• _Written task_
Collect every line below that contains the word "primas".

• _Record set_
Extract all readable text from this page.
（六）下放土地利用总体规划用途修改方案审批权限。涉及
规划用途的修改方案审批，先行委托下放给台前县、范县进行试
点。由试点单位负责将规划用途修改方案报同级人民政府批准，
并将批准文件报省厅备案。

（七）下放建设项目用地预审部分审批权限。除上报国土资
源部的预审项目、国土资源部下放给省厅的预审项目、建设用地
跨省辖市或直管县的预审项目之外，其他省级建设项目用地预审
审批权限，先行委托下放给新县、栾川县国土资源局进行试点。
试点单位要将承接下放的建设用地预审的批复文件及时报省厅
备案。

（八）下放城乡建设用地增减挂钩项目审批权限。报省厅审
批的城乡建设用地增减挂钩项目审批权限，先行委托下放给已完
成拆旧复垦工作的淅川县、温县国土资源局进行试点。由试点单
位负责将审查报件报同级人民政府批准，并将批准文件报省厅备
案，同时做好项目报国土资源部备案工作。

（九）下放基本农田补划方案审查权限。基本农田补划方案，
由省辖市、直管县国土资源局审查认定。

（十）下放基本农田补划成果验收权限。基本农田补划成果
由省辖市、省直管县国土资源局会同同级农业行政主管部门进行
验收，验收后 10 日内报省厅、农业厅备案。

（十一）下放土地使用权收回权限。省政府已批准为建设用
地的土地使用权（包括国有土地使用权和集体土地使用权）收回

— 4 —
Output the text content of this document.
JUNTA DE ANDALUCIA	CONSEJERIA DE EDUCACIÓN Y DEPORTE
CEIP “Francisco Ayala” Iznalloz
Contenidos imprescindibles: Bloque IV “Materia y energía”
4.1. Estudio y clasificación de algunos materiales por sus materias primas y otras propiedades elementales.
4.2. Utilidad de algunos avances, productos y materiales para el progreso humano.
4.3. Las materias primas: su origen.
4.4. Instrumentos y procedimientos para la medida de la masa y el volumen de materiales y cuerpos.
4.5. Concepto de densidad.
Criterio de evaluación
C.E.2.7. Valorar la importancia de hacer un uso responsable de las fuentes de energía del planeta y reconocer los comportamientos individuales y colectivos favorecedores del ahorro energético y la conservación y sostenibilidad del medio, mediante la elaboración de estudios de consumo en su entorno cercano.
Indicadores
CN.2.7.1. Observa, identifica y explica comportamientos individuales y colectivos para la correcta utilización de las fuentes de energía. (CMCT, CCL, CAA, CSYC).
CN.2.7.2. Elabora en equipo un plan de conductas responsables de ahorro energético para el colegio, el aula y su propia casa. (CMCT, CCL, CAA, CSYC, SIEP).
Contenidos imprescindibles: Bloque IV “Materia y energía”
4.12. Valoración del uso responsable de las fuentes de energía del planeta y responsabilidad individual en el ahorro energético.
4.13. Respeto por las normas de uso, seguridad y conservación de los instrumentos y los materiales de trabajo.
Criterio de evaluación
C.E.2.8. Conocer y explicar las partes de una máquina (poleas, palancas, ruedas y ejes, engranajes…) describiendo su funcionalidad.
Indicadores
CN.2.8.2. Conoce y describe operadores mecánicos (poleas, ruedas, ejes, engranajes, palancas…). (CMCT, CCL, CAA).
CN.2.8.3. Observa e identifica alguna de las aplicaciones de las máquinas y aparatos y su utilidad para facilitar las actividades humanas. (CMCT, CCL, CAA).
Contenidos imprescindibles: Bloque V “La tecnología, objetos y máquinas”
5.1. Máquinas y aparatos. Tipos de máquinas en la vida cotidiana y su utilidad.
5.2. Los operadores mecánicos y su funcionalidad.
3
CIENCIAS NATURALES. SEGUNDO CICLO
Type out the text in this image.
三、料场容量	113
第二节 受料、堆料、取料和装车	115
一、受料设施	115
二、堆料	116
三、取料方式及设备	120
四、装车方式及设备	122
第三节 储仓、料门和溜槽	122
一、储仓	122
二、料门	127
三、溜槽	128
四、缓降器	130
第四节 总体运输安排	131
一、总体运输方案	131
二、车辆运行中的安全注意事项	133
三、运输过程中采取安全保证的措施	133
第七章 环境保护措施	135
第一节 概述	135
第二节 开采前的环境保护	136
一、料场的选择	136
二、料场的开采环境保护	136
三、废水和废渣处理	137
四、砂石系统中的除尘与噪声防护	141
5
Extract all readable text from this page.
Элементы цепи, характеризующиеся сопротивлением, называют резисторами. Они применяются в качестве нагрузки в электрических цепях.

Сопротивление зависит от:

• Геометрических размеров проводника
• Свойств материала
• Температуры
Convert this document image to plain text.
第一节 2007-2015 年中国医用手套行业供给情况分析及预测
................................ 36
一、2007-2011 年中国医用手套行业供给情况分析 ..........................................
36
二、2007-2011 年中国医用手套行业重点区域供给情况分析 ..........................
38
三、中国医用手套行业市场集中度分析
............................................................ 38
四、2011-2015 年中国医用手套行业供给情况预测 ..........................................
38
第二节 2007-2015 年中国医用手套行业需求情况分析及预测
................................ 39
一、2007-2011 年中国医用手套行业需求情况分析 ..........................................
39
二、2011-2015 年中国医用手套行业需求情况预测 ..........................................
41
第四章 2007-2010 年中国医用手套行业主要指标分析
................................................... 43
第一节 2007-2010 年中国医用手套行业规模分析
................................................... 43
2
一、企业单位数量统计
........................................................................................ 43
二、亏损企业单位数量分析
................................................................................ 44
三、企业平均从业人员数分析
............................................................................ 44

• _Complete answer_
4.1. Estudio y clasificación de algunos materiales por sus materias primas y otras propiedades elementales.
4.3. Las materias primas: su origen.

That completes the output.